INSTRUCTION → Quote the records beneath, complete and exact. Leave out images.

[Extracted data entries]
(begin)
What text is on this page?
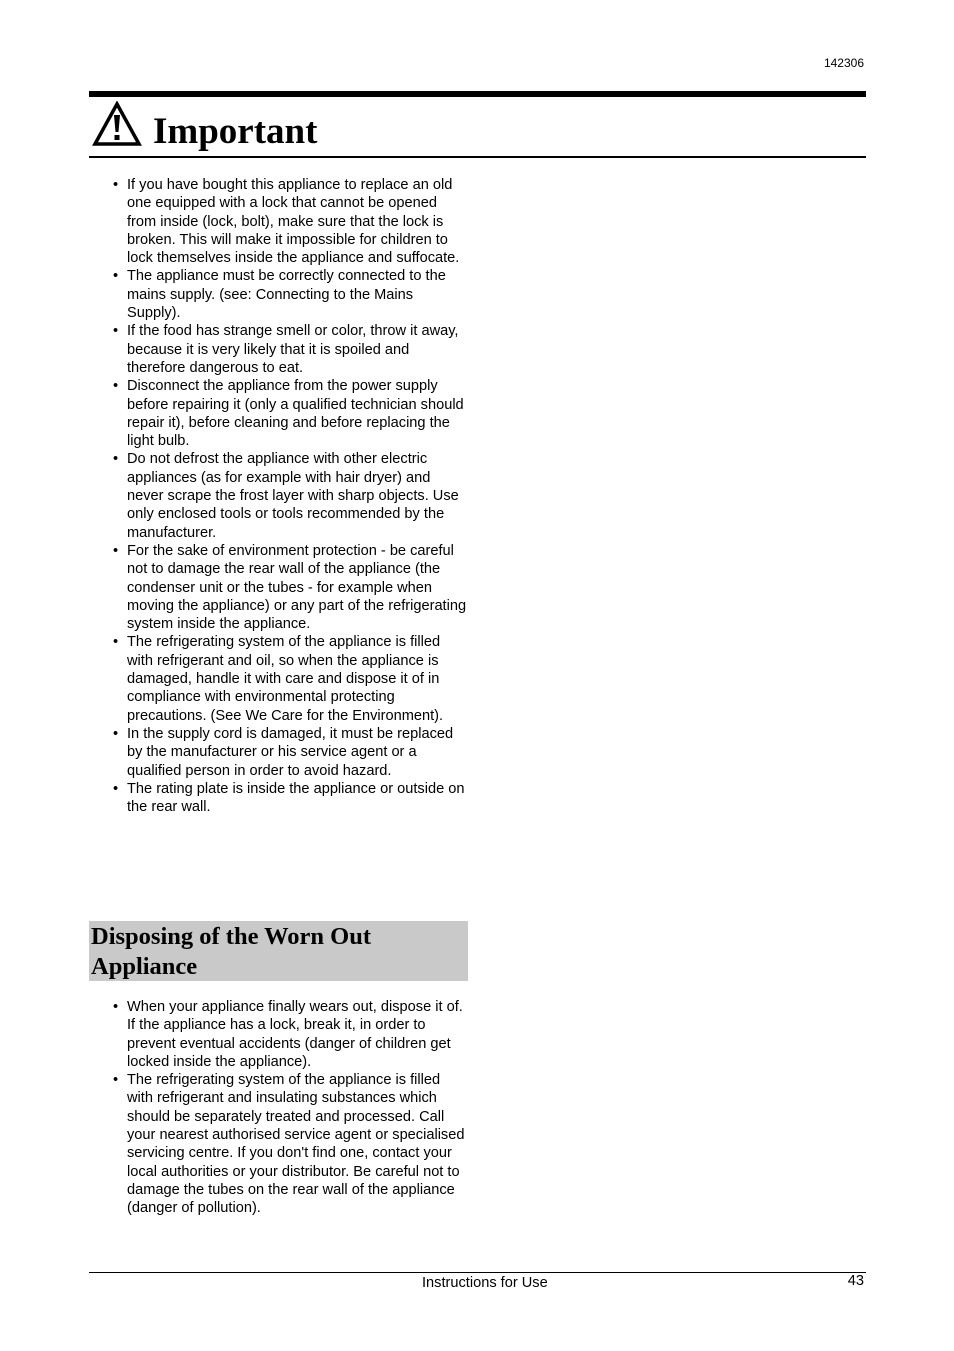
142306
Important
• If you have bought this appliance to replace an old one equipped with a lock that cannot be opened from inside (lock, bolt), make sure that the lock is broken. This will make it impossible for children to lock themselves inside the appliance and suffocate.
• The appliance must be correctly connected to the mains supply. (see: Connecting to the Mains Supply).
• If the food has strange smell or color, throw it away, because it is very likely that it is spoiled and therefore dangerous to eat.
• Disconnect the appliance from the power supply before repairing it (only a qualified technician should repair it), before cleaning and before replacing the light bulb.
• Do not defrost the appliance with other electric appliances (as for example with hair dryer) and never scrape the frost layer with sharp objects. Use only enclosed tools or tools recommended by the manufacturer.
• For the sake of environment protection - be careful not to damage the rear wall of the appliance (the condenser unit or the tubes - for example when moving the appliance) or any part of the refrigerating system inside the appliance.
• The refrigerating system of the appliance is filled with refrigerant and oil, so when the appliance is damaged, handle it with care and dispose it of in compliance with environmental protecting precautions. (See We Care for the Environment).
• In the supply cord is damaged, it must be replaced by the manufacturer or his service agent or a qualified person in order to avoid hazard.
• The rating plate is inside the appliance or outside on the rear wall.
Disposing of the Worn Out Appliance
• When your appliance finally wears out, dispose it of. If the appliance has a lock, break it, in order to prevent eventual accidents (danger of children get locked inside the appliance).
• The refrigerating system of the appliance is filled with refrigerant and insulating substances which should be separately treated and processed. Call your nearest authorised service agent or specialised servicing centre. If you don't find one, contact your local authorities or your distributor. Be careful not to damage the tubes on the rear wall of the appliance (danger of pollution).
Instructions for Use	43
(end)
EXERCISE RESULT →
What text is on this page?
142306
Important
• If you have bought this appliance to replace an old one equipped with a lock that cannot be opened from inside (lock, bolt), make sure that the lock is broken. This will make it impossible for children to lock themselves inside the appliance and suffocate.
• The appliance must be correctly connected to the mains supply. (see: Connecting to the Mains Supply).
• If the food has strange smell or color, throw it away, because it is very likely that it is spoiled and therefore dangerous to eat.
• Disconnect the appliance from the power supply before repairing it (only a qualified technician should repair it), before cleaning and before replacing the light bulb.
• Do not defrost the appliance with other electric appliances (as for example with hair dryer) and never scrape the frost layer with sharp objects. Use only enclosed tools or tools recommended by the manufacturer.
• For the sake of environment protection - be careful not to damage the rear wall of the appliance (the condenser unit or the tubes - for example when moving the appliance) or any part of the refrigerating system inside the appliance.
• The refrigerating system of the appliance is filled with refrigerant and oil, so when the appliance is damaged, handle it with care and dispose it of in compliance with environmental protecting precautions. (See We Care for the Environment).
• In the supply cord is damaged, it must be replaced by the manufacturer or his service agent or a qualified person in order to avoid hazard.
• The rating plate is inside the appliance or outside on the rear wall.
Disposing of the Worn Out Appliance
• When your appliance finally wears out, dispose it of. If the appliance has a lock, break it, in order to prevent eventual accidents (danger of children get locked inside the appliance).
• The refrigerating system of the appliance is filled with refrigerant and insulating substances which should be separately treated and processed. Call your nearest authorised service agent or specialised servicing centre. If you don't find one, contact your local authorities or your distributor. Be careful not to damage the tubes on the rear wall of the appliance (danger of pollution).
Instructions for Use	43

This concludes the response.